WRITTEN EXERCISE: Print the records below exactly as they appear.

Stored records
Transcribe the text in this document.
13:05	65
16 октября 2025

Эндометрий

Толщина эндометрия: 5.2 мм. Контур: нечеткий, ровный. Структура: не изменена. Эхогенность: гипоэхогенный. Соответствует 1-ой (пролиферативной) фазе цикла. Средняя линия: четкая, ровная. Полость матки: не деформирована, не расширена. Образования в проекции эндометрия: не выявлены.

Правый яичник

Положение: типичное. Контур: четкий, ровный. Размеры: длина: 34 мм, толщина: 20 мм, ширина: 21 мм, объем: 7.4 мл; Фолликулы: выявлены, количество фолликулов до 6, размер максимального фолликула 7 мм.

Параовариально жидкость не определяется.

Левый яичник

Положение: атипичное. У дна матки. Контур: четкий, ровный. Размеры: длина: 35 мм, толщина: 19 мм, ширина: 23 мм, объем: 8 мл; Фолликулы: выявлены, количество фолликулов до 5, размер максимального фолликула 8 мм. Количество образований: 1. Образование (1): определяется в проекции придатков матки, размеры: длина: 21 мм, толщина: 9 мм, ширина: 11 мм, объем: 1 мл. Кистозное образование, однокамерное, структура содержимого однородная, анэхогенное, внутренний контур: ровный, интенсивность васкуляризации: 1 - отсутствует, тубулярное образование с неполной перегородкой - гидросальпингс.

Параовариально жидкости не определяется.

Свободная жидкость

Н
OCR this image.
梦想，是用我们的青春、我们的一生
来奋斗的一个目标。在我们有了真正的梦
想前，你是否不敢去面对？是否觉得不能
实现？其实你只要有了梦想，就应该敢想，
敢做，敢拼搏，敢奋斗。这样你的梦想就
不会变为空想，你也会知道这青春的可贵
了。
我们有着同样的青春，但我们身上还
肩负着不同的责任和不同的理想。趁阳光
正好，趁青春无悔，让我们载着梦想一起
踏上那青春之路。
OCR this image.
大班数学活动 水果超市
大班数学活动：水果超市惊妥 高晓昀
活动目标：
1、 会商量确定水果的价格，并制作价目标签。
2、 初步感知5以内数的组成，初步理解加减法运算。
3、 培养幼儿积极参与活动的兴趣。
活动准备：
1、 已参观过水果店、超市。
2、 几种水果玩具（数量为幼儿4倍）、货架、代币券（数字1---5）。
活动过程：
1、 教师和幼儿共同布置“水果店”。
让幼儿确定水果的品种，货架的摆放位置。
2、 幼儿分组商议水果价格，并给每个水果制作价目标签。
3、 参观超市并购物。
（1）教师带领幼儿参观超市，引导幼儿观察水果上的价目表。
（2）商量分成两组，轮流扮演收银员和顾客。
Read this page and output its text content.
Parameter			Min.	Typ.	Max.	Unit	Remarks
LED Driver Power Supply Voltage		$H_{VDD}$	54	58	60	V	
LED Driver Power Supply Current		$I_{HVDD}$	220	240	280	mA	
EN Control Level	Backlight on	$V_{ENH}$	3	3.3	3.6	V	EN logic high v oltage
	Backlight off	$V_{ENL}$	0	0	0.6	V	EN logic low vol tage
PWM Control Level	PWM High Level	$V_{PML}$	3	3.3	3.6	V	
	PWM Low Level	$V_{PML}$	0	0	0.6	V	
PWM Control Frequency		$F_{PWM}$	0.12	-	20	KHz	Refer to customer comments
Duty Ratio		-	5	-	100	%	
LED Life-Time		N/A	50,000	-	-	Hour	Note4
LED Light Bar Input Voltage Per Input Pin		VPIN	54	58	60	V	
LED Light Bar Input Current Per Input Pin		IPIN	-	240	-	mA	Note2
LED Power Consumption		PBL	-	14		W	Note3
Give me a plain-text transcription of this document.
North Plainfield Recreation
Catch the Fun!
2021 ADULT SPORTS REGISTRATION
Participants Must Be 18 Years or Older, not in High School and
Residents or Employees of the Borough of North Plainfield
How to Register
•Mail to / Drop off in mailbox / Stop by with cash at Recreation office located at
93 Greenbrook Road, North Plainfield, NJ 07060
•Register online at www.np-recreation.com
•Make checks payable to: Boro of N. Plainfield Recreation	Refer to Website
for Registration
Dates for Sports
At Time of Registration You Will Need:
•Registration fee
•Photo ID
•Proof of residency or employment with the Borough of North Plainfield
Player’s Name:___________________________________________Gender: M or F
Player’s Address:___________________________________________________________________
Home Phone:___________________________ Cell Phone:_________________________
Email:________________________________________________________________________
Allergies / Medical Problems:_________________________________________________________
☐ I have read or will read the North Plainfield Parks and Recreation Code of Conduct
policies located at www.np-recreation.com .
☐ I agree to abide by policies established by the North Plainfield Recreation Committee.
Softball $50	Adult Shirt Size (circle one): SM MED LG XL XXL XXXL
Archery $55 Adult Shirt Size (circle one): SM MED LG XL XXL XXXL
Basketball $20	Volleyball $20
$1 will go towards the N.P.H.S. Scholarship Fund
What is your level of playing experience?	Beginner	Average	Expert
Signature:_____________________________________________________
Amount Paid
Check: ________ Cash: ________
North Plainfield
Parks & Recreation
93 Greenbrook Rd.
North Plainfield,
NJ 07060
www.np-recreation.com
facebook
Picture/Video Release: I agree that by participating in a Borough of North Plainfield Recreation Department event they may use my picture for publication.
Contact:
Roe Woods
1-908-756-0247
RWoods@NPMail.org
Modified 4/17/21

THE ANSWER:
Transcribe the text in this document.
13:05	65
16 октября 2025

Эндометрий

Толщина эндометрия: 5.2 мм. Контур: нечеткий, ровный. Структура: не изменена. Эхогенность: гипоэхогенный. Соответствует 1-ой (пролиферативной) фазе цикла. Средняя линия: четкая, ровная. Полость матки: не деформирована, не расширена. Образования в проекции эндометрия: не выявлены.

Правый яичник

Положение: типичное. Контур: четкий, ровный. Размеры: длина: 34 мм, толщина: 20 мм, ширина: 21 мм, объем: 7.4 мл; Фолликулы: выявлены, количество фолликулов до 6, размер максимального фолликула 7 мм.

Параовариально жидкость не определяется.

Левый яичник

Положение: атипичное. У дна матки. Контур: четкий, ровный. Размеры: длина: 35 мм, толщина: 19 мм, ширина: 23 мм, объем: 8 мл; Фолликулы: выявлены, количество фолликулов до 5, размер максимального фолликула 8 мм. Количество образований: 1. Образование (1): определяется в проекции придатков матки, размеры: длина: 21 мм, толщина: 9 мм, ширина: 11 мм, объем: 1 мл. Кистозное образование, однокамерное, структура содержимого однородная, анэхогенное, внутренний контур: ровный, интенсивность васкуляризации: 1 - отсутствует, тубулярное образование с неполной перегородкой - гидросальпингс.

Параовариально жидкости не определяется.

Свободная жидкость

Н
OCR this image.
梦想，是用我们的青春、我们的一生
来奋斗的一个目标。在我们有了真正的梦
想前，你是否不敢去面对？是否觉得不能
实现？其实你只要有了梦想，就应该敢想，
敢做，敢拼搏，敢奋斗。这样你的梦想就
不会变为空想，你也会知道这青春的可贵
了。
我们有着同样的青春，但我们身上还
肩负着不同的责任和不同的理想。趁阳光
正好，趁青春无悔，让我们载着梦想一起
踏上那青春之路。
OCR this image.
大班数学活动 水果超市
大班数学活动：水果超市惊妥 高晓昀
活动目标：
1、 会商量确定水果的价格，并制作价目标签。
2、 初步感知5以内数的组成，初步理解加减法运算。
3、 培养幼儿积极参与活动的兴趣。
活动准备：
1、 已参观过水果店、超市。
2、 几种水果玩具（数量为幼儿4倍）、货架、代币券（数字1---5）。
活动过程：
1、 教师和幼儿共同布置“水果店”。
让幼儿确定水果的品种，货架的摆放位置。
2、 幼儿分组商议水果价格，并给每个水果制作价目标签。
3、 参观超市并购物。
（1）教师带领幼儿参观超市，引导幼儿观察水果上的价目表。
（2）商量分成两组，轮流扮演收银员和顾客。
Read this page and output its text content.
Parameter			Min.	Typ.	Max.	Unit	Remarks
LED Driver Power Supply Voltage		$H_{VDD}$	54	58	60	V	
LED Driver Power Supply Current		$I_{HVDD}$	220	240	280	mA	
EN Control Level	Backlight on	$V_{ENH}$	3	3.3	3.6	V	EN logic high v oltage
	Backlight off	$V_{ENL}$	0	0	0.6	V	EN logic low vol tage
PWM Control Level	PWM High Level	$V_{PML}$	3	3.3	3.6	V	
	PWM Low Level	$V_{PML}$	0	0	0.6	V	
PWM Control Frequency		$F_{PWM}$	0.12	-	20	KHz	Refer to customer comments
Duty Ratio		-	5	-	100	%	
LED Life-Time		N/A	50,000	-	-	Hour	Note4
LED Light Bar Input Voltage Per Input Pin		VPIN	54	58	60	V	
LED Light Bar Input Current Per Input Pin		IPIN	-	240	-	mA	Note2
LED Power Consumption		PBL	-	14		W	Note3
Give me a plain-text transcription of this document.
North Plainfield Recreation
Catch the Fun!
2021 ADULT SPORTS REGISTRATION
Participants Must Be 18 Years or Older, not in High School and
Residents or Employees of the Borough of North Plainfield
How to Register
•Mail to / Drop off in mailbox / Stop by with cash at Recreation office located at
93 Greenbrook Road, North Plainfield, NJ 07060
•Register online at www.np-recreation.com
•Make checks payable to: Boro of N. Plainfield Recreation	Refer to Website
for Registration
Dates for Sports
At Time of Registration You Will Need:
•Registration fee
•Photo ID
•Proof of residency or employment with the Borough of North Plainfield
Player’s Name:___________________________________________Gender: M or F
Player’s Address:___________________________________________________________________
Home Phone:___________________________ Cell Phone:_________________________
Email:________________________________________________________________________
Allergies / Medical Problems:_________________________________________________________
☐ I have read or will read the North Plainfield Parks and Recreation Code of Conduct
policies located at www.np-recreation.com .
☐ I agree to abide by policies established by the North Plainfield Recreation Committee.
Softball $50	Adult Shirt Size (circle one): SM MED LG XL XXL XXXL
Archery $55 Adult Shirt Size (circle one): SM MED LG XL XXL XXXL
Basketball $20	Volleyball $20
$1 will go towards the N.P.H.S. Scholarship Fund
What is your level of playing experience?	Beginner	Average	Expert
Signature:_____________________________________________________
Amount Paid
Check: ________ Cash: ________
North Plainfield
Parks & Recreation
93 Greenbrook Rd.
North Plainfield,
NJ 07060
www.np-recreation.com
facebook
Picture/Video Release: I agree that by participating in a Borough of North Plainfield Recreation Department event they may use my picture for publication.
Contact:
Roe Woods
1-908-756-0247
RWoods@NPMail.org
Modified 4/17/21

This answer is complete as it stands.